[TASK GOAL]:
Scan the entries for the string "right" and give the number of lines that have it, nothing further.

— START SUPPLIED DATA —

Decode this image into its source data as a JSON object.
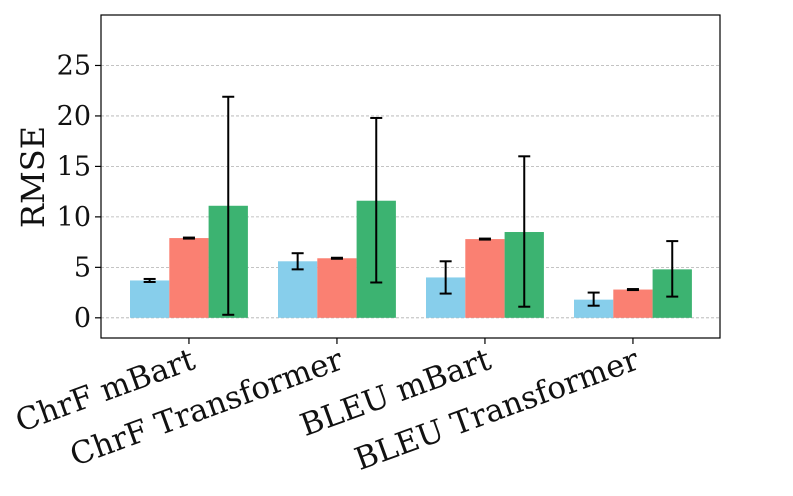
{
  "chart_data": {
    "type": "bar",
    "title": "",
    "xlabel": "",
    "ylabel": "RMSE",
    "ylim": [
      -2,
      30
    ],
    "yticks": [
      0,
      5,
      10,
      15,
      20,
      25
    ],
    "grid": "y-dashed",
    "legend": "none",
    "categories": [
      "ChrF mBart",
      "ChrF Transformer",
      "BLEU mBart",
      "BLEU Transformer"
    ],
    "series": [
      {
        "color": "#87ceeb",
        "values": [
          3.7,
          5.6,
          4.0,
          1.8
        ],
        "err_low": [
          3.55,
          4.8,
          2.4,
          1.2
        ],
        "err_high": [
          3.85,
          6.4,
          5.6,
          2.5
        ]
      },
      {
        "color": "#fa8072",
        "values": [
          7.9,
          5.9,
          7.8,
          2.8
        ],
        "err_low": [
          7.85,
          5.85,
          7.75,
          2.75
        ],
        "err_high": [
          7.95,
          5.95,
          7.85,
          2.85
        ]
      },
      {
        "color": "#3cb371",
        "values": [
          11.1,
          11.6,
          8.5,
          4.8
        ],
        "err_low": [
          0.3,
          3.5,
          1.1,
          2.1
        ],
        "err_high": [
          21.9,
          19.8,
          16.0,
          7.6
        ]
      }
    ]
  }
}
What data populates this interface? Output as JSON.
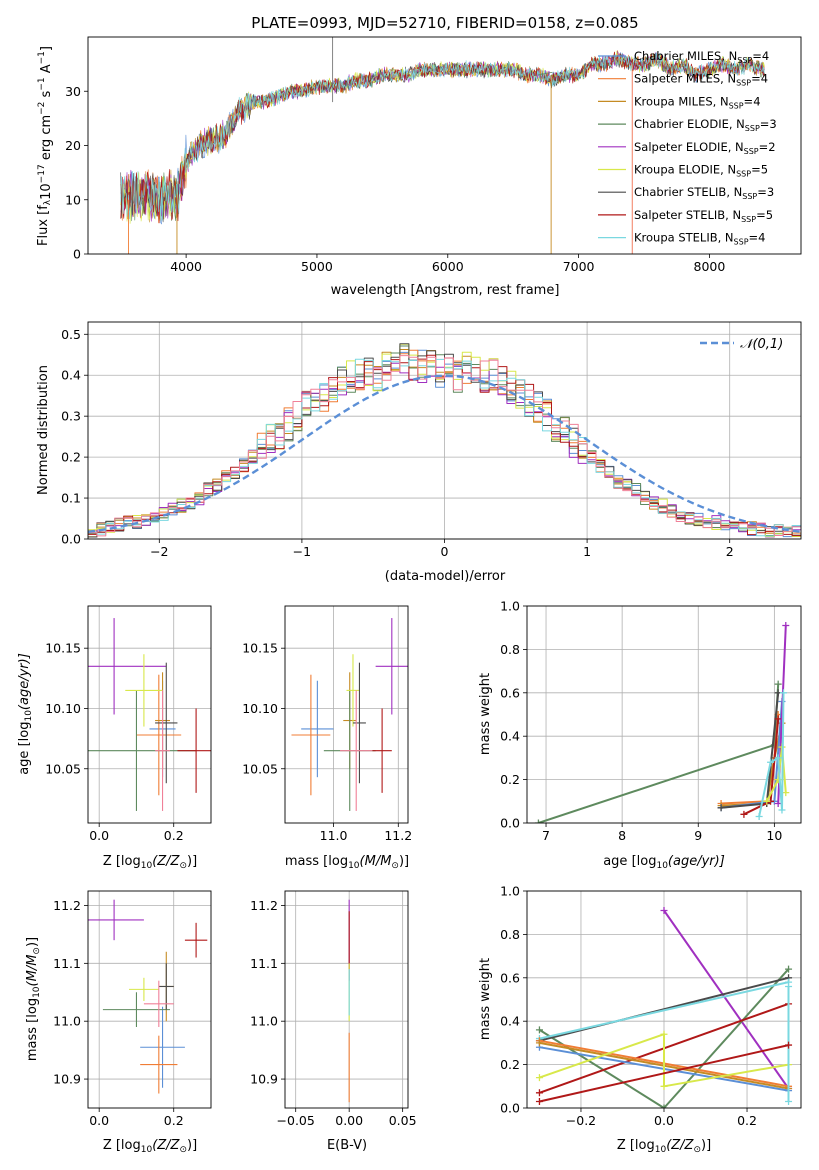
{
  "palette": {
    "Chabrier MILES": "#5b8fd6",
    "Salpeter MILES": "#f07d35",
    "Kroupa MILES": "#c58b23",
    "Chabrier ELODIE": "#5e8a5e",
    "Salpeter ELODIE": "#a030c0",
    "Kroupa ELODIE": "#d8e84a",
    "Chabrier STELIB": "#4a4a4a",
    "Salpeter STELIB": "#b01818",
    "Kroupa STELIB": "#7ad8e0",
    "gaussian": "#5b8fd6",
    "pink": "#f08098"
  },
  "chart_data": [
    {
      "id": "spectrum",
      "type": "line",
      "title": "PLATE=0993, MJD=52710, FIBERID=0158, z=0.085",
      "xlabel": "wavelength [Angstrom, rest frame]",
      "ylabel": "Flux [f",
      "ylabel_unit": "10",
      "ylabel_tail": " erg cm",
      "ylabel_tail2": " s",
      "ylabel_tail3": " A",
      "xlim": [
        3250,
        8700
      ],
      "ylim": [
        0,
        40
      ],
      "xticks": [
        4000,
        5000,
        6000,
        7000,
        8000
      ],
      "yticks": [
        0,
        10,
        20,
        30
      ],
      "legend_position": "right",
      "series": [
        {
          "name": "Chabrier MILES",
          "nssp": "4"
        },
        {
          "name": "Salpeter MILES",
          "nssp": "4"
        },
        {
          "name": "Kroupa MILES",
          "nssp": "4"
        },
        {
          "name": "Chabrier ELODIE",
          "nssp": "3"
        },
        {
          "name": "Salpeter ELODIE",
          "nssp": "2"
        },
        {
          "name": "Kroupa ELODIE",
          "nssp": "5"
        },
        {
          "name": "Chabrier STELIB",
          "nssp": "3"
        },
        {
          "name": "Salpeter STELIB",
          "nssp": "5"
        },
        {
          "name": "Kroupa STELIB",
          "nssp": "4"
        }
      ],
      "continuum": [
        [
          3500,
          10
        ],
        [
          3600,
          11
        ],
        [
          3700,
          11
        ],
        [
          3800,
          10
        ],
        [
          3850,
          11
        ],
        [
          3930,
          10
        ],
        [
          4000,
          17
        ],
        [
          4100,
          20
        ],
        [
          4200,
          21
        ],
        [
          4300,
          22
        ],
        [
          4400,
          26
        ],
        [
          4500,
          28
        ],
        [
          4600,
          28
        ],
        [
          4700,
          29
        ],
        [
          4800,
          30
        ],
        [
          4900,
          30
        ],
        [
          5000,
          31
        ],
        [
          5100,
          31
        ],
        [
          5200,
          31
        ],
        [
          5300,
          32
        ],
        [
          5400,
          32
        ],
        [
          5500,
          33
        ],
        [
          5600,
          33
        ],
        [
          5700,
          33
        ],
        [
          5800,
          34
        ],
        [
          5900,
          34
        ],
        [
          6000,
          34
        ],
        [
          6100,
          34
        ],
        [
          6200,
          34
        ],
        [
          6300,
          34
        ],
        [
          6400,
          34
        ],
        [
          6500,
          34
        ],
        [
          6600,
          33
        ],
        [
          6700,
          33
        ],
        [
          6800,
          32
        ],
        [
          6900,
          33
        ],
        [
          7000,
          33
        ],
        [
          7100,
          35
        ],
        [
          7200,
          35
        ],
        [
          7300,
          36
        ],
        [
          7400,
          35
        ],
        [
          7500,
          35
        ],
        [
          7600,
          36
        ],
        [
          7700,
          34
        ],
        [
          7800,
          35
        ],
        [
          7900,
          33
        ],
        [
          8000,
          34
        ],
        [
          8100,
          35
        ],
        [
          8200,
          34
        ],
        [
          8300,
          35
        ],
        [
          8400,
          34
        ]
      ],
      "features": {
        "gray_spike": [
          5120,
          40
        ],
        "green_line": [
          6790,
          0
        ],
        "red_line": [
          7410,
          0
        ],
        "gray_drop": [
          3930,
          0
        ],
        "orange_drop": [
          3560,
          0
        ]
      }
    },
    {
      "id": "residual_hist",
      "type": "line",
      "xlabel": "(data-model)/error",
      "ylabel": "Normed distribution",
      "xlim": [
        -2.5,
        2.5
      ],
      "ylim": [
        0,
        0.53
      ],
      "xticks": [
        -2,
        -1,
        0,
        1,
        2
      ],
      "yticks": [
        0,
        0.1,
        0.2,
        0.3,
        0.4,
        0.5
      ],
      "legend": "𝒩(0,1)",
      "legend_position": "top-right",
      "bin_width": 0.1,
      "bin_start": -2.5,
      "base_hist": [
        0.02,
        0.025,
        0.03,
        0.035,
        0.04,
        0.04,
        0.05,
        0.05,
        0.06,
        0.07,
        0.08,
        0.09,
        0.1,
        0.12,
        0.13,
        0.15,
        0.16,
        0.18,
        0.2,
        0.22,
        0.24,
        0.26,
        0.28,
        0.3,
        0.32,
        0.34,
        0.35,
        0.37,
        0.38,
        0.4,
        0.4,
        0.41,
        0.4,
        0.42,
        0.43,
        0.44,
        0.43,
        0.42,
        0.42,
        0.41,
        0.41,
        0.4,
        0.42,
        0.41,
        0.4,
        0.4,
        0.38,
        0.37,
        0.36,
        0.34,
        0.32,
        0.3,
        0.27,
        0.26,
        0.24,
        0.22,
        0.2,
        0.18,
        0.16,
        0.14,
        0.13,
        0.12,
        0.1,
        0.09,
        0.08,
        0.07,
        0.06,
        0.05,
        0.05,
        0.04,
        0.04,
        0.035,
        0.03,
        0.03,
        0.025,
        0.025,
        0.02,
        0.02,
        0.02,
        0.02
      ]
    },
    {
      "id": "age_vs_Z",
      "type": "scatter",
      "xlabel": "Z [log",
      "xlabel_sub": "10",
      "xlabel_tail": "(Z/Z",
      "ylabel": "age  [log",
      "ylabel_sub": "10",
      "ylabel_tail": "(age/yr)]",
      "xlim": [
        -0.03,
        0.3
      ],
      "ylim": [
        10.005,
        10.185
      ],
      "xticks": [
        0.0,
        0.2
      ],
      "yticks": [
        10.05,
        10.1,
        10.15
      ],
      "points": [
        {
          "series": "Chabrier MILES",
          "x": 0.17,
          "y": 10.083,
          "xerr": 0.035,
          "yerr": 0.04
        },
        {
          "series": "Salpeter MILES",
          "x": 0.16,
          "y": 10.078,
          "xerr": 0.06,
          "yerr": 0.05
        },
        {
          "series": "Kroupa MILES",
          "x": 0.17,
          "y": 10.09,
          "xerr": 0.02,
          "yerr": 0.04
        },
        {
          "series": "Chabrier ELODIE",
          "x": 0.1,
          "y": 10.065,
          "xerr": 0.16,
          "yerr": 0.05
        },
        {
          "series": "Salpeter ELODIE",
          "x": 0.04,
          "y": 10.135,
          "xerr": 0.14,
          "yerr": 0.04
        },
        {
          "series": "Kroupa ELODIE",
          "x": 0.12,
          "y": 10.115,
          "xerr": 0.05,
          "yerr": 0.03
        },
        {
          "series": "Chabrier STELIB",
          "x": 0.18,
          "y": 10.088,
          "xerr": 0.03,
          "yerr": 0.05
        },
        {
          "series": "Salpeter STELIB",
          "x": 0.26,
          "y": 10.065,
          "xerr": 0.05,
          "yerr": 0.035
        },
        {
          "series": "pink",
          "x": 0.17,
          "y": 10.065,
          "xerr": 0.02,
          "yerr": 0.05
        }
      ]
    },
    {
      "id": "age_vs_mass",
      "type": "scatter",
      "xlabel": "mass [log",
      "xlabel_sub": "10",
      "xlabel_tail": "(M/M",
      "xlim": [
        10.85,
        11.23
      ],
      "ylim": [
        10.005,
        10.185
      ],
      "xticks": [
        11.0,
        11.2
      ],
      "yticks": [
        10.05,
        10.1,
        10.15
      ],
      "points": [
        {
          "series": "Chabrier MILES",
          "x": 10.95,
          "y": 10.083,
          "xerr": 0.05,
          "yerr": 0.04
        },
        {
          "series": "Salpeter MILES",
          "x": 10.93,
          "y": 10.078,
          "xerr": 0.06,
          "yerr": 0.05
        },
        {
          "series": "Kroupa MILES",
          "x": 11.05,
          "y": 10.09,
          "xerr": 0.02,
          "yerr": 0.04
        },
        {
          "series": "Chabrier ELODIE",
          "x": 11.05,
          "y": 10.065,
          "xerr": 0.08,
          "yerr": 0.05
        },
        {
          "series": "Salpeter ELODIE",
          "x": 11.18,
          "y": 10.135,
          "xerr": 0.05,
          "yerr": 0.04
        },
        {
          "series": "Kroupa ELODIE",
          "x": 11.06,
          "y": 10.115,
          "xerr": 0.02,
          "yerr": 0.03
        },
        {
          "series": "Chabrier STELIB",
          "x": 11.08,
          "y": 10.088,
          "xerr": 0.02,
          "yerr": 0.05
        },
        {
          "series": "Salpeter STELIB",
          "x": 11.15,
          "y": 10.065,
          "xerr": 0.03,
          "yerr": 0.035
        },
        {
          "series": "pink",
          "x": 11.07,
          "y": 10.065,
          "xerr": 0.05,
          "yerr": 0.05
        }
      ]
    },
    {
      "id": "weight_vs_age",
      "type": "line",
      "xlabel": "age  [log",
      "xlabel_sub": "10",
      "xlabel_tail": "(age/yr)]",
      "ylabel": "mass weight",
      "xlim": [
        6.75,
        10.35
      ],
      "ylim": [
        0,
        1
      ],
      "xticks": [
        7,
        8,
        9,
        10
      ],
      "yticks": [
        0.0,
        0.2,
        0.4,
        0.6,
        0.8,
        1.0
      ],
      "series": [
        {
          "name": "Chabrier ELODIE",
          "points": [
            [
              6.9,
              0.0
            ],
            [
              10.0,
              0.36
            ],
            [
              10.05,
              0.64
            ]
          ]
        },
        {
          "name": "Salpeter MILES",
          "points": [
            [
              9.3,
              0.09
            ],
            [
              9.9,
              0.1
            ],
            [
              10.0,
              0.3
            ],
            [
              10.05,
              0.5
            ]
          ]
        },
        {
          "name": "Kroupa MILES",
          "points": [
            [
              9.3,
              0.08
            ],
            [
              9.9,
              0.09
            ],
            [
              10.0,
              0.3
            ],
            [
              10.1,
              0.46
            ]
          ]
        },
        {
          "name": "Chabrier MILES",
          "points": [
            [
              9.3,
              0.07
            ],
            [
              10.0,
              0.1
            ],
            [
              10.1,
              0.56
            ]
          ]
        },
        {
          "name": "Chabrier STELIB",
          "points": [
            [
              9.3,
              0.07
            ],
            [
              9.9,
              0.09
            ],
            [
              10.05,
              0.6
            ]
          ]
        },
        {
          "name": "Salpeter STELIB",
          "points": [
            [
              9.6,
              0.04
            ],
            [
              9.95,
              0.1
            ],
            [
              10.05,
              0.48
            ]
          ]
        },
        {
          "name": "Salpeter ELODIE",
          "points": [
            [
              10.05,
              0.09
            ],
            [
              10.15,
              0.91
            ]
          ]
        },
        {
          "name": "Kroupa ELODIE",
          "points": [
            [
              9.9,
              0.1
            ],
            [
              10.05,
              0.2
            ],
            [
              10.1,
              0.35
            ],
            [
              10.15,
              0.14
            ]
          ]
        },
        {
          "name": "Kroupa STELIB",
          "points": [
            [
              9.8,
              0.03
            ],
            [
              9.95,
              0.28
            ],
            [
              10.05,
              0.3
            ],
            [
              10.1,
              0.06
            ],
            [
              10.12,
              0.6
            ]
          ]
        }
      ]
    },
    {
      "id": "mass_vs_Z",
      "type": "scatter",
      "xlabel": "Z [log",
      "xlabel_sub": "10",
      "xlabel_tail": "(Z/Z",
      "ylabel": "mass [log",
      "ylabel_sub": "10",
      "ylabel_tail": "(M/M",
      "xlim": [
        -0.03,
        0.3
      ],
      "ylim": [
        10.85,
        11.225
      ],
      "xticks": [
        0.0,
        0.2
      ],
      "yticks": [
        10.9,
        11.0,
        11.1,
        11.2
      ],
      "points": [
        {
          "series": "Chabrier MILES",
          "x": 0.17,
          "y": 10.955,
          "xerr": 0.06,
          "yerr": 0.07
        },
        {
          "series": "Salpeter MILES",
          "x": 0.16,
          "y": 10.925,
          "xerr": 0.05,
          "yerr": 0.05
        },
        {
          "series": "Kroupa MILES",
          "x": 0.18,
          "y": 11.06,
          "xerr": 0.02,
          "yerr": 0.06
        },
        {
          "series": "Chabrier ELODIE",
          "x": 0.1,
          "y": 11.02,
          "xerr": 0.09,
          "yerr": 0.03
        },
        {
          "series": "Salpeter ELODIE",
          "x": 0.04,
          "y": 11.175,
          "xerr": 0.08,
          "yerr": 0.035
        },
        {
          "series": "Kroupa ELODIE",
          "x": 0.12,
          "y": 11.055,
          "xerr": 0.04,
          "yerr": 0.02
        },
        {
          "series": "Chabrier STELIB",
          "x": 0.18,
          "y": 11.06,
          "xerr": 0.02,
          "yerr": 0.04
        },
        {
          "series": "Salpeter STELIB",
          "x": 0.26,
          "y": 11.14,
          "xerr": 0.03,
          "yerr": 0.03
        },
        {
          "series": "pink",
          "x": 0.16,
          "y": 11.03,
          "xerr": 0.04,
          "yerr": 0.04
        }
      ]
    },
    {
      "id": "mass_vs_ebv",
      "type": "scatter",
      "xlabel": "E(B-V)",
      "xlim": [
        -0.06,
        0.055
      ],
      "ylim": [
        10.85,
        11.225
      ],
      "xticks": [
        -0.05,
        0.0,
        0.05
      ],
      "yticks": [
        10.9,
        11.0,
        11.1,
        11.2
      ],
      "points": [
        {
          "series": "Salpeter ELODIE",
          "x": 0.0,
          "y": 11.14,
          "xerr": 0.0,
          "yerr": 0.07
        },
        {
          "series": "Salpeter STELIB",
          "x": 0.0,
          "y": 11.14,
          "xerr": 0.0,
          "yerr": 0.05
        },
        {
          "series": "Kroupa ELODIE",
          "x": 0.0,
          "y": 11.05,
          "xerr": 0.0,
          "yerr": 0.05
        },
        {
          "series": "Kroupa STELIB",
          "x": 0.0,
          "y": 11.05,
          "xerr": 0.0,
          "yerr": 0.04
        },
        {
          "series": "Salpeter MILES",
          "x": 0.0,
          "y": 10.92,
          "xerr": 0.0,
          "yerr": 0.06
        }
      ]
    },
    {
      "id": "weight_vs_Z",
      "type": "line",
      "xlabel": "Z [log",
      "xlabel_sub": "10",
      "xlabel_tail": "(Z/Z",
      "ylabel": "mass weight",
      "xlim": [
        -0.33,
        0.33
      ],
      "ylim": [
        0,
        1
      ],
      "xticks": [
        -0.2,
        0.0,
        0.2
      ],
      "yticks": [
        0.0,
        0.2,
        0.4,
        0.6,
        0.8,
        1.0
      ],
      "series": [
        {
          "name": "Salpeter ELODIE",
          "points": [
            [
              0.0,
              0.91
            ],
            [
              0.3,
              0.09
            ]
          ]
        },
        {
          "name": "Chabrier ELODIE",
          "points": [
            [
              -0.3,
              0.36
            ],
            [
              0.0,
              0.0
            ],
            [
              0.3,
              0.64
            ]
          ]
        },
        {
          "name": "Chabrier STELIB",
          "points": [
            [
              -0.3,
              0.31
            ],
            [
              0.3,
              0.6
            ]
          ]
        },
        {
          "name": "Kroupa STELIB",
          "points": [
            [
              -0.3,
              0.32
            ],
            [
              0.3,
              0.58
            ]
          ]
        },
        {
          "name": "Salpeter STELIB",
          "points": [
            [
              -0.3,
              0.07
            ],
            [
              0.3,
              0.48
            ]
          ]
        },
        {
          "name": "Chabrier MILES",
          "points": [
            [
              -0.3,
              0.28
            ],
            [
              0.3,
              0.08
            ]
          ]
        },
        {
          "name": "Salpeter MILES",
          "points": [
            [
              -0.3,
              0.31
            ],
            [
              0.3,
              0.1
            ]
          ]
        },
        {
          "name": "Kroupa MILES",
          "points": [
            [
              -0.3,
              0.3
            ],
            [
              0.3,
              0.09
            ]
          ]
        },
        {
          "name": "Kroupa ELODIE",
          "points": [
            [
              -0.3,
              0.14
            ],
            [
              0.0,
              0.34
            ],
            [
              0.0,
              0.1
            ],
            [
              0.3,
              0.2
            ]
          ]
        },
        {
          "name": "Kroupa STELIB",
          "points": [
            [
              0.3,
              0.56
            ],
            [
              0.3,
              0.03
            ]
          ]
        },
        {
          "name": "Salpeter STELIB",
          "points": [
            [
              -0.3,
              0.03
            ],
            [
              0.3,
              0.29
            ]
          ]
        }
      ]
    }
  ]
}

— END SUPPLIED DATA —

[EXERCISE RESULT]:
2